### Written request
Each entry below should be written out exactly as it is, with no pictures.

[Extracted data entries]
■ ■ ■ ■ ■
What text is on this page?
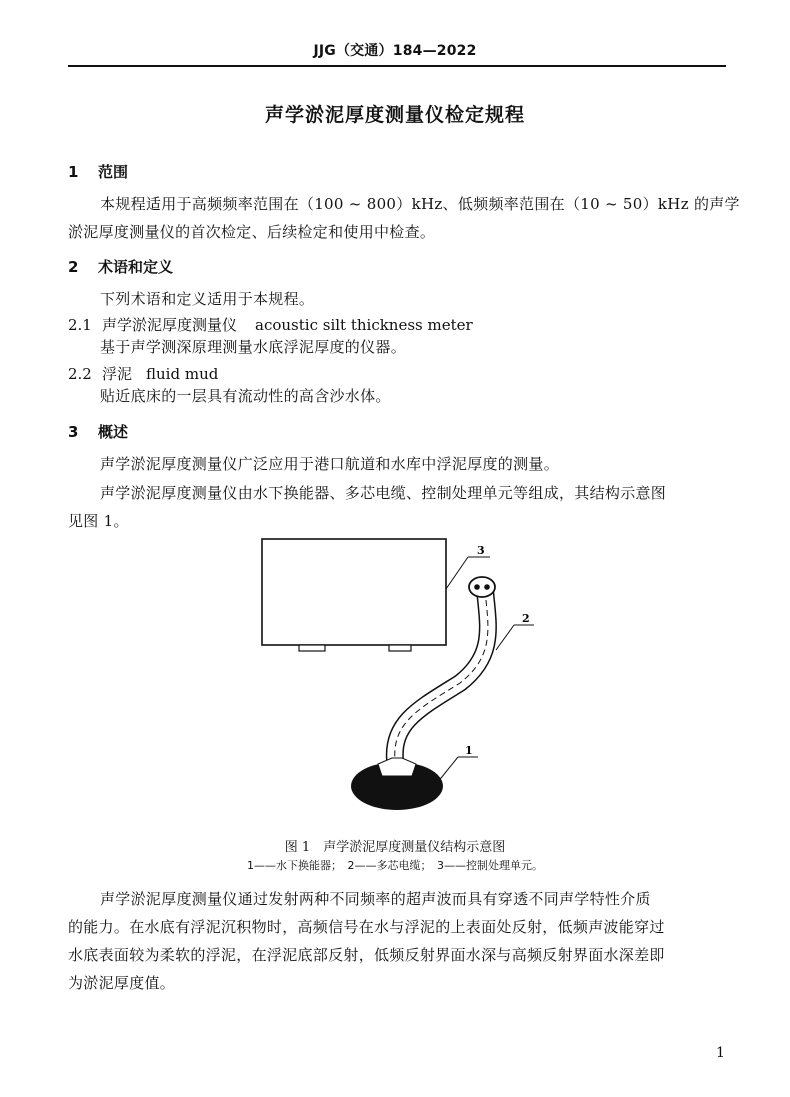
JJG（交通）184—2022
声学淤泥厚度测量仪检定规程
1 范围
本规程适用于高频频率范围在（100 ~ 800）kHz、低频频率范围在（10 ~ 50）kHz 的声学
淤泥厚度测量仪的首次检定、后续检定和使用中检查。
2 术语和定义
下列术语和定义适用于本规程。
2.1 声学淤泥厚度测量仪 acoustic silt thickness meter
基于声学测深原理测量水底浮泥厚度的仪器。
2.2 浮泥 fluid mud
贴近底床的一层具有流动性的高含沙水体。
3 概述
声学淤泥厚度测量仪广泛应用于港口航道和水库中浮泥厚度的测量。
声学淤泥厚度测量仪由水下换能器、多芯电缆、控制处理单元等组成，其结构示意图
见图 1。
3
2
1
图 1　声学淤泥厚度测量仪结构示意图
1——水下换能器；　2——多芯电缆；　3——控制处理单元。
声学淤泥厚度测量仪通过发射两种不同频率的超声波而具有穿透不同声学特性介质
的能力。在水底有浮泥沉积物时，高频信号在水与浮泥的上表面处反射，低频声波能穿过
水底表面较为柔软的浮泥，在浮泥底部反射，低频反射界面水深与高频反射界面水深差即
为淤泥厚度值。
1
■ ■ ■ ■ ■
### Output for this task
What text is on this page?
JJG（交通）184—2022
声学淤泥厚度测量仪检定规程
1 范围
本规程适用于高频频率范围在（100 ~ 800）kHz、低频频率范围在（10 ~ 50）kHz 的声学
淤泥厚度测量仪的首次检定、后续检定和使用中检查。
2 术语和定义
下列术语和定义适用于本规程。
2.1 声学淤泥厚度测量仪 acoustic silt thickness meter
基于声学测深原理测量水底浮泥厚度的仪器。
2.2 浮泥 fluid mud
贴近底床的一层具有流动性的高含沙水体。
3 概述
声学淤泥厚度测量仪广泛应用于港口航道和水库中浮泥厚度的测量。
声学淤泥厚度测量仪由水下换能器、多芯电缆、控制处理单元等组成，其结构示意图
见图 1。
3
2
1
图 1　声学淤泥厚度测量仪结构示意图
1——水下换能器；　2——多芯电缆；　3——控制处理单元。
声学淤泥厚度测量仪通过发射两种不同频率的超声波而具有穿透不同声学特性介质
的能力。在水底有浮泥沉积物时，高频信号在水与浮泥的上表面处反射，低频声波能穿过
水底表面较为柔软的浮泥，在浮泥底部反射，低频反射界面水深与高频反射界面水深差即
为淤泥厚度值。
1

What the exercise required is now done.